◆ Exercise brief
Repeat the listing that follows, character for character, minus the pictures.
--- Begin Supplied records ---
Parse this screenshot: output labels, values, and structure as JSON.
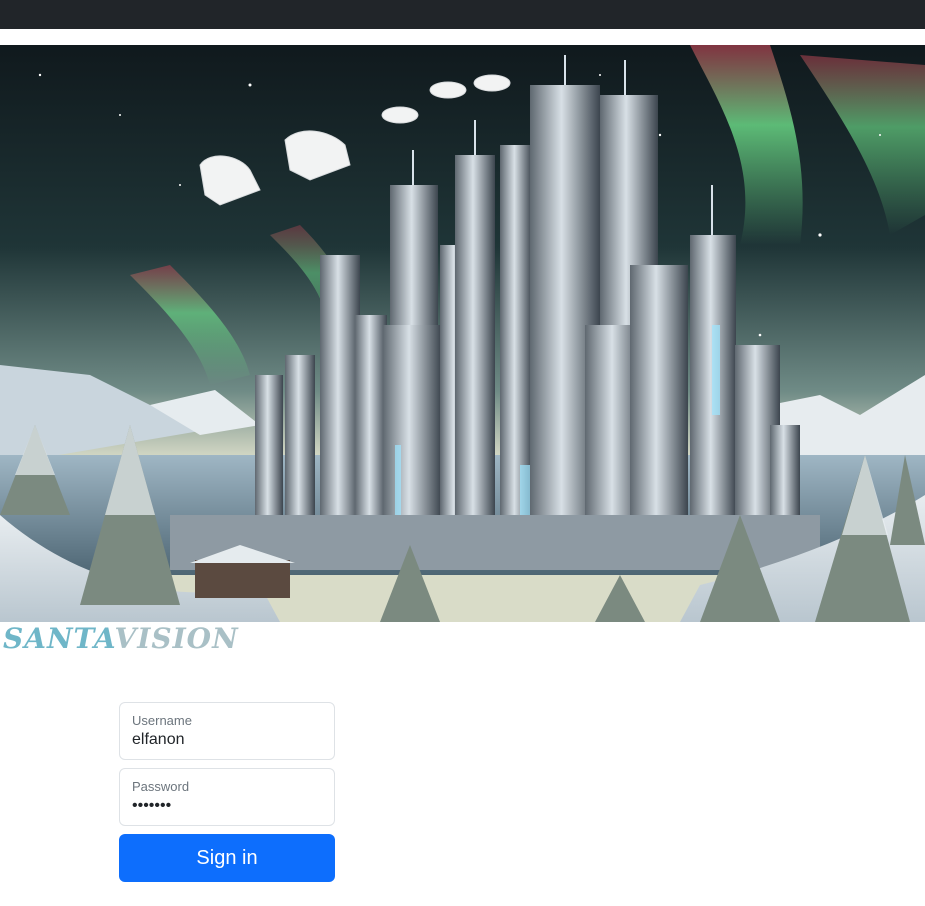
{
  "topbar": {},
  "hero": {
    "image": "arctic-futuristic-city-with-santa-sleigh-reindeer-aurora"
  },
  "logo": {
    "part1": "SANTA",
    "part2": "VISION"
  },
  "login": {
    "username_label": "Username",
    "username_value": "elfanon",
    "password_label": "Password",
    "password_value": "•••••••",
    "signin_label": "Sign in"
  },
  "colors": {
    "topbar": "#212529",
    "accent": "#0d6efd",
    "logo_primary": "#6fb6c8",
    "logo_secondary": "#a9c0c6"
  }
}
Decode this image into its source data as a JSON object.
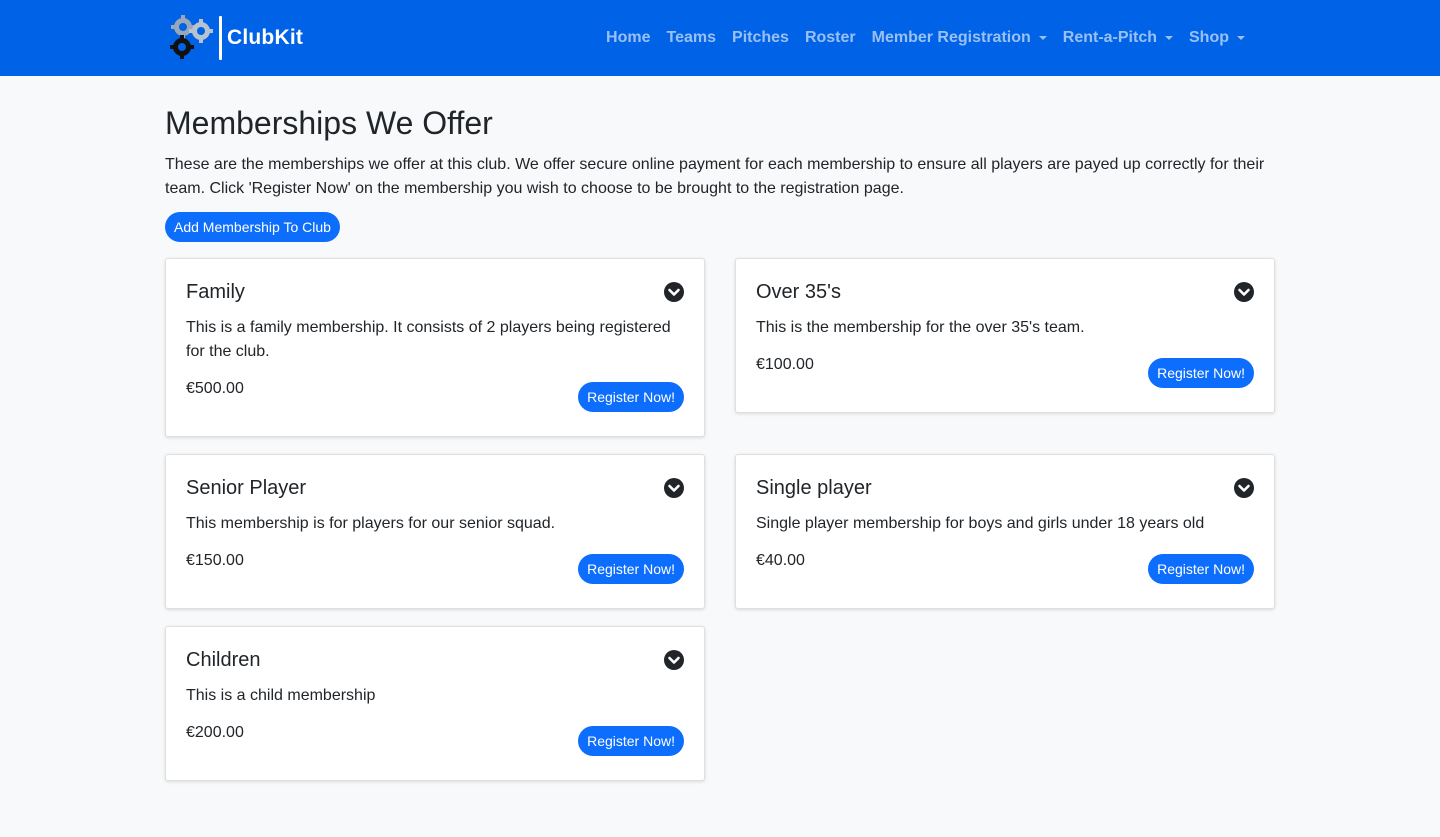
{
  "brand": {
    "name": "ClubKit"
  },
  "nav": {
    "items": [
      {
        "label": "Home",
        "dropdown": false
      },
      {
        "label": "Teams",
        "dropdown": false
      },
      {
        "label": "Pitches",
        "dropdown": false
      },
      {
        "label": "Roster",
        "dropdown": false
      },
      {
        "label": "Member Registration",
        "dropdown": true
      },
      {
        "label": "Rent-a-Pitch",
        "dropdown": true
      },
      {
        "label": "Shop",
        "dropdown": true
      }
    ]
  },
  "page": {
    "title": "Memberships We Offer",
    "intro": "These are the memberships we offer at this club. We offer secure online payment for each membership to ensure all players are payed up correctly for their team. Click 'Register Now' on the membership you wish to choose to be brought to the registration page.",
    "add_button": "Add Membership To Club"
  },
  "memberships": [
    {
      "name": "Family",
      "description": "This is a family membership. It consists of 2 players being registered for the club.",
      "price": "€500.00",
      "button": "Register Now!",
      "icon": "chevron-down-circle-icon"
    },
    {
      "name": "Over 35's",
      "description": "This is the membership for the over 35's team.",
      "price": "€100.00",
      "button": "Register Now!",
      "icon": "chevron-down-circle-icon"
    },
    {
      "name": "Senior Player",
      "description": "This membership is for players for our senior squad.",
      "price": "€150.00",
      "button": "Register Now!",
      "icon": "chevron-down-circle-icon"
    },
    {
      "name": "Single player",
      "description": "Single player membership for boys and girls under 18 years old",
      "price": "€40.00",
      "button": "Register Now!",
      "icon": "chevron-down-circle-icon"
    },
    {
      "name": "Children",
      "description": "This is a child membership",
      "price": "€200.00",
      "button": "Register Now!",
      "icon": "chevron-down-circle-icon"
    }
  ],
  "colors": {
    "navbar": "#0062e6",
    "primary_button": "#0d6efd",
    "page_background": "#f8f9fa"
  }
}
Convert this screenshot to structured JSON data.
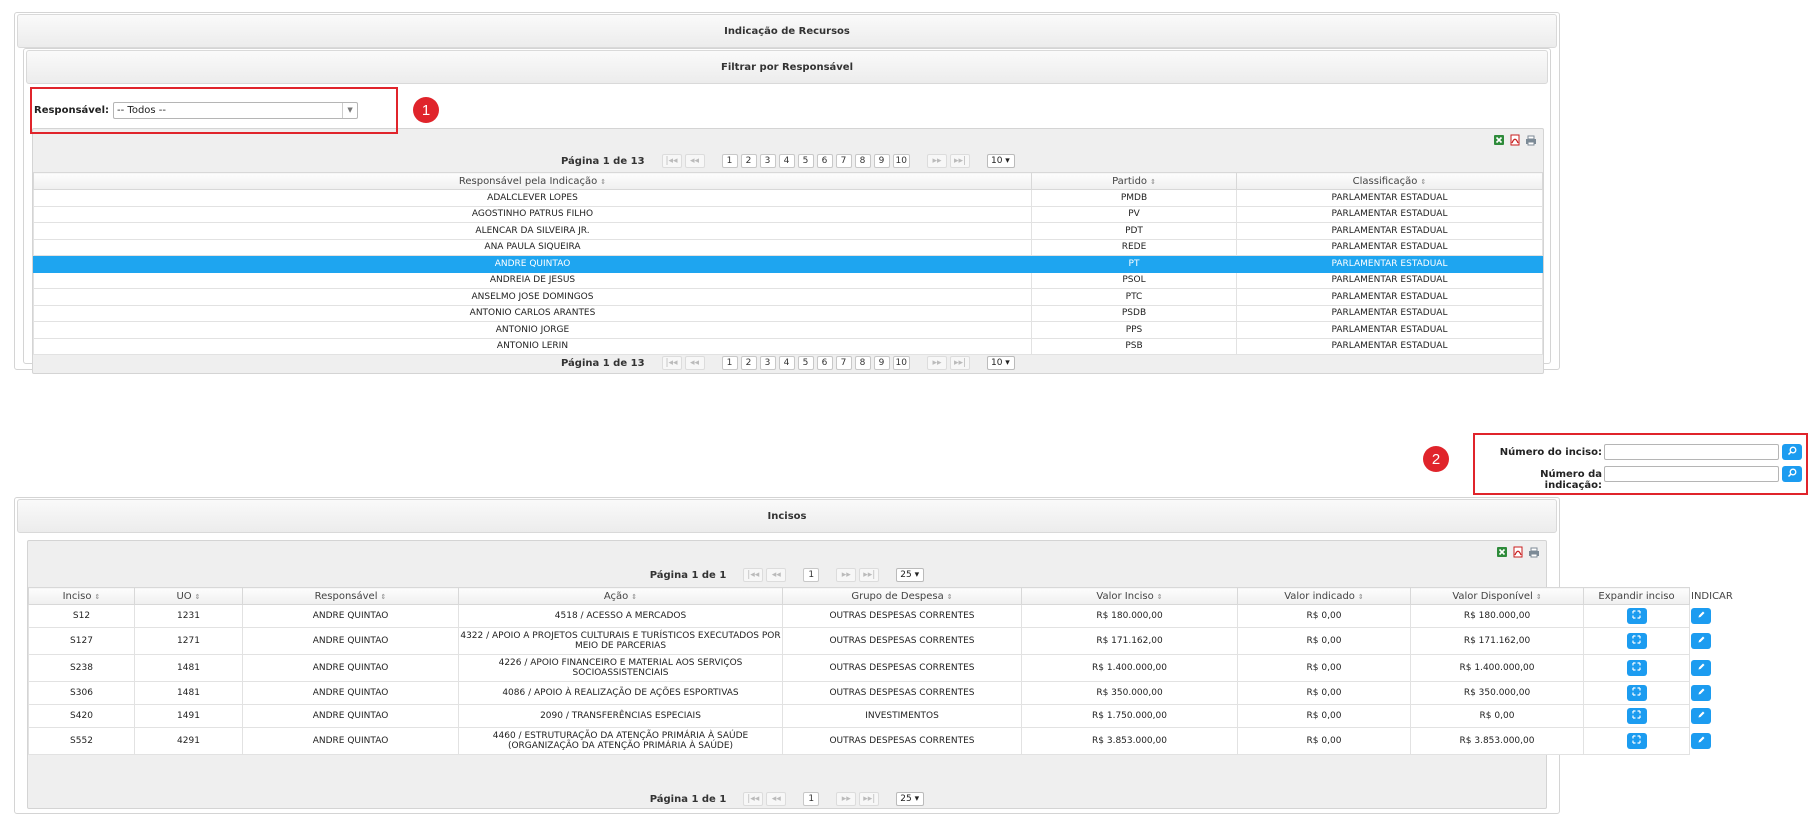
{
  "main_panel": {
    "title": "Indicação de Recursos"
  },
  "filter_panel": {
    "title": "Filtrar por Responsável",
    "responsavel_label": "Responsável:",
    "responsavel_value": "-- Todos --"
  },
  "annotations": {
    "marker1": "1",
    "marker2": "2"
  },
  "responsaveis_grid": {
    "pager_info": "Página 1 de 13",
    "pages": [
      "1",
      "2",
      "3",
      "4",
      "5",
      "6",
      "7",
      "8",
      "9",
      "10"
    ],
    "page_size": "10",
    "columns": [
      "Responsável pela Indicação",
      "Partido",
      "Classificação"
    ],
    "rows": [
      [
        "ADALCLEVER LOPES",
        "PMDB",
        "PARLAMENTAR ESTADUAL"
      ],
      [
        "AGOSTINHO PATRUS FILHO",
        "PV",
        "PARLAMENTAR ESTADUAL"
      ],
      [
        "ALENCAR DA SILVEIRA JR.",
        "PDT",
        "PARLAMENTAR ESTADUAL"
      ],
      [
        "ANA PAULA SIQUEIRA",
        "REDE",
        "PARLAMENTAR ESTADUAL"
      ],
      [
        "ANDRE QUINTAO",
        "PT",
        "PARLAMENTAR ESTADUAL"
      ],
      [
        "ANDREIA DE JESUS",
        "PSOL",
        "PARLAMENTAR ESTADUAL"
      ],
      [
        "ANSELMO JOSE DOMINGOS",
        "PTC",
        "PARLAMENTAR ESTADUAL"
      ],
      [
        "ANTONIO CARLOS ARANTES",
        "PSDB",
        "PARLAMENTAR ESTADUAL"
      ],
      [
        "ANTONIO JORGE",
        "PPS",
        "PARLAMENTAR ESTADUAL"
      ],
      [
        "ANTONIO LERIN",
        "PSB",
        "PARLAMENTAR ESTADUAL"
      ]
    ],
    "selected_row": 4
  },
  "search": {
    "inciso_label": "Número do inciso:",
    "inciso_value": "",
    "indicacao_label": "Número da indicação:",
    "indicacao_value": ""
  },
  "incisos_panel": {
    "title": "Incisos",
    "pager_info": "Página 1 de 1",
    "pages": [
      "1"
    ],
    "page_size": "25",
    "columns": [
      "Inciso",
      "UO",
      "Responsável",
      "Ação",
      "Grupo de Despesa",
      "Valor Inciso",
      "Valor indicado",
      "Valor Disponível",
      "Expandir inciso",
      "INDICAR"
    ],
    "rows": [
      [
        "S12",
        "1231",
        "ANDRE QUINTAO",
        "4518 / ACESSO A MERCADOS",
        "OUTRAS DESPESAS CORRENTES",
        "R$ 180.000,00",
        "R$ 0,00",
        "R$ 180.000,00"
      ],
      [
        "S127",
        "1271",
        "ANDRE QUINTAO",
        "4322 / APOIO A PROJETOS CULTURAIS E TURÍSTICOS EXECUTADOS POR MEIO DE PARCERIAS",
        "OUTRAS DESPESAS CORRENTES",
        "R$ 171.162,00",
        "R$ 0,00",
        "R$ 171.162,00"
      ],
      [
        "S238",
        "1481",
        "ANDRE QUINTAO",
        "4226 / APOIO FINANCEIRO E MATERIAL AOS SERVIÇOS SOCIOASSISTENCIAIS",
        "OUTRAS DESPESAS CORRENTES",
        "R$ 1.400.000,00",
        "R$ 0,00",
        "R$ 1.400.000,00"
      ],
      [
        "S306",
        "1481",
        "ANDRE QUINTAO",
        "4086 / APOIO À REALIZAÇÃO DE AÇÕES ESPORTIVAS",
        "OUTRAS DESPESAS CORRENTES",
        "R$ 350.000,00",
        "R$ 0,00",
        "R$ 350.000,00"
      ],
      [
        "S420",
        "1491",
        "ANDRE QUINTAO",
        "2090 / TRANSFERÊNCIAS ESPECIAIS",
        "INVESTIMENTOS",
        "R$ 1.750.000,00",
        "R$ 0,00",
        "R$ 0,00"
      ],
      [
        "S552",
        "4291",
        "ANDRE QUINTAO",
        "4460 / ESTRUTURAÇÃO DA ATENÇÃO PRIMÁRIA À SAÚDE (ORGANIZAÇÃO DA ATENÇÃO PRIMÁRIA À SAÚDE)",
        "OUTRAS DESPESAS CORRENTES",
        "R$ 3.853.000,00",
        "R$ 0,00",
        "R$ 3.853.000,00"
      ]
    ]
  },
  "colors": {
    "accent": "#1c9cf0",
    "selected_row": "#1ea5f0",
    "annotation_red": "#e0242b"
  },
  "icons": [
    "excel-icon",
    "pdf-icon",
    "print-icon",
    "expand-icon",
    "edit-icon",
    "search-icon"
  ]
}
--- End Supplied records ---
◆ Task output
Parse this screenshot: output labels, values, and structure as JSON.
{
  "topbar": {},
  "hero": {
    "image": "arctic-futuristic-city-with-santa-sleigh-reindeer-aurora"
  },
  "logo": {
    "part1": "SANTA",
    "part2": "VISION"
  },
  "login": {
    "username_label": "Username",
    "username_value": "elfanon",
    "password_label": "Password",
    "password_value": "•••••••",
    "signin_label": "Sign in"
  },
  "colors": {
    "topbar": "#212529",
    "accent": "#0d6efd",
    "logo_primary": "#6fb6c8",
    "logo_secondary": "#a9c0c6"
  }
}
Decode this image into its source data as a JSON object.
{
  "brand": {
    "name": "ClubKit"
  },
  "nav": {
    "items": [
      {
        "label": "Home",
        "dropdown": false
      },
      {
        "label": "Teams",
        "dropdown": false
      },
      {
        "label": "Pitches",
        "dropdown": false
      },
      {
        "label": "Roster",
        "dropdown": false
      },
      {
        "label": "Member Registration",
        "dropdown": true
      },
      {
        "label": "Rent-a-Pitch",
        "dropdown": true
      },
      {
        "label": "Shop",
        "dropdown": true
      }
    ]
  },
  "page": {
    "title": "Memberships We Offer",
    "intro": "These are the memberships we offer at this club. We offer secure online payment for each membership to ensure all players are payed up correctly for their team. Click 'Register Now' on the membership you wish to choose to be brought to the registration page.",
    "add_button": "Add Membership To Club"
  },
  "memberships": [
    {
      "name": "Family",
      "description": "This is a family membership. It consists of 2 players being registered for the club.",
      "price": "€500.00",
      "button": "Register Now!",
      "icon": "chevron-down-circle-icon"
    },
    {
      "name": "Over 35's",
      "description": "This is the membership for the over 35's team.",
      "price": "€100.00",
      "button": "Register Now!",
      "icon": "chevron-down-circle-icon"
    },
    {
      "name": "Senior Player",
      "description": "This membership is for players for our senior squad.",
      "price": "€150.00",
      "button": "Register Now!",
      "icon": "chevron-down-circle-icon"
    },
    {
      "name": "Single player",
      "description": "Single player membership for boys and girls under 18 years old",
      "price": "€40.00",
      "button": "Register Now!",
      "icon": "chevron-down-circle-icon"
    },
    {
      "name": "Children",
      "description": "This is a child membership",
      "price": "€200.00",
      "button": "Register Now!",
      "icon": "chevron-down-circle-icon"
    }
  ],
  "colors": {
    "navbar": "#0062e6",
    "primary_button": "#0d6efd",
    "page_background": "#f8f9fa"
  }
}
Convert this screenshot to structured JSON data.
{
  "main_panel": {
    "title": "Indicação de Recursos"
  },
  "filter_panel": {
    "title": "Filtrar por Responsável",
    "responsavel_label": "Responsável:",
    "responsavel_value": "-- Todos --"
  },
  "annotations": {
    "marker1": "1",
    "marker2": "2"
  },
  "responsaveis_grid": {
    "pager_info": "Página 1 de 13",
    "pages": [
      "1",
      "2",
      "3",
      "4",
      "5",
      "6",
      "7",
      "8",
      "9",
      "10"
    ],
    "page_size": "10",
    "columns": [
      "Responsável pela Indicação",
      "Partido",
      "Classificação"
    ],
    "rows": [
      [
        "ADALCLEVER LOPES",
        "PMDB",
        "PARLAMENTAR ESTADUAL"
      ],
      [
        "AGOSTINHO PATRUS FILHO",
        "PV",
        "PARLAMENTAR ESTADUAL"
      ],
      [
        "ALENCAR DA SILVEIRA JR.",
        "PDT",
        "PARLAMENTAR ESTADUAL"
      ],
      [
        "ANA PAULA SIQUEIRA",
        "REDE",
        "PARLAMENTAR ESTADUAL"
      ],
      [
        "ANDRE QUINTAO",
        "PT",
        "PARLAMENTAR ESTADUAL"
      ],
      [
        "ANDREIA DE JESUS",
        "PSOL",
        "PARLAMENTAR ESTADUAL"
      ],
      [
        "ANSELMO JOSE DOMINGOS",
        "PTC",
        "PARLAMENTAR ESTADUAL"
      ],
      [
        "ANTONIO CARLOS ARANTES",
        "PSDB",
        "PARLAMENTAR ESTADUAL"
      ],
      [
        "ANTONIO JORGE",
        "PPS",
        "PARLAMENTAR ESTADUAL"
      ],
      [
        "ANTONIO LERIN",
        "PSB",
        "PARLAMENTAR ESTADUAL"
      ]
    ],
    "selected_row": 4
  },
  "search": {
    "inciso_label": "Número do inciso:",
    "inciso_value": "",
    "indicacao_label": "Número da indicação:",
    "indicacao_value": ""
  },
  "incisos_panel": {
    "title": "Incisos",
    "pager_info": "Página 1 de 1",
    "pages": [
      "1"
    ],
    "page_size": "25",
    "columns": [
      "Inciso",
      "UO",
      "Responsável",
      "Ação",
      "Grupo de Despesa",
      "Valor Inciso",
      "Valor indicado",
      "Valor Disponível",
      "Expandir inciso",
      "INDICAR"
    ],
    "rows": [
      [
        "S12",
        "1231",
        "ANDRE QUINTAO",
        "4518 / ACESSO A MERCADOS",
        "OUTRAS DESPESAS CORRENTES",
        "R$ 180.000,00",
        "R$ 0,00",
        "R$ 180.000,00"
      ],
      [
        "S127",
        "1271",
        "ANDRE QUINTAO",
        "4322 / APOIO A PROJETOS CULTURAIS E TURÍSTICOS EXECUTADOS POR MEIO DE PARCERIAS",
        "OUTRAS DESPESAS CORRENTES",
        "R$ 171.162,00",
        "R$ 0,00",
        "R$ 171.162,00"
      ],
      [
        "S238",
        "1481",
        "ANDRE QUINTAO",
        "4226 / APOIO FINANCEIRO E MATERIAL AOS SERVIÇOS SOCIOASSISTENCIAIS",
        "OUTRAS DESPESAS CORRENTES",
        "R$ 1.400.000,00",
        "R$ 0,00",
        "R$ 1.400.000,00"
      ],
      [
        "S306",
        "1481",
        "ANDRE QUINTAO",
        "4086 / APOIO À REALIZAÇÃO DE AÇÕES ESPORTIVAS",
        "OUTRAS DESPESAS CORRENTES",
        "R$ 350.000,00",
        "R$ 0,00",
        "R$ 350.000,00"
      ],
      [
        "S420",
        "1491",
        "ANDRE QUINTAO",
        "2090 / TRANSFERÊNCIAS ESPECIAIS",
        "INVESTIMENTOS",
        "R$ 1.750.000,00",
        "R$ 0,00",
        "R$ 0,00"
      ],
      [
        "S552",
        "4291",
        "ANDRE QUINTAO",
        "4460 / ESTRUTURAÇÃO DA ATENÇÃO PRIMÁRIA À SAÚDE (ORGANIZAÇÃO DA ATENÇÃO PRIMÁRIA À SAÚDE)",
        "OUTRAS DESPESAS CORRENTES",
        "R$ 3.853.000,00",
        "R$ 0,00",
        "R$ 3.853.000,00"
      ]
    ]
  },
  "colors": {
    "accent": "#1c9cf0",
    "selected_row": "#1ea5f0",
    "annotation_red": "#e0242b"
  },
  "icons": [
    "excel-icon",
    "pdf-icon",
    "print-icon",
    "expand-icon",
    "edit-icon",
    "search-icon"
  ]
}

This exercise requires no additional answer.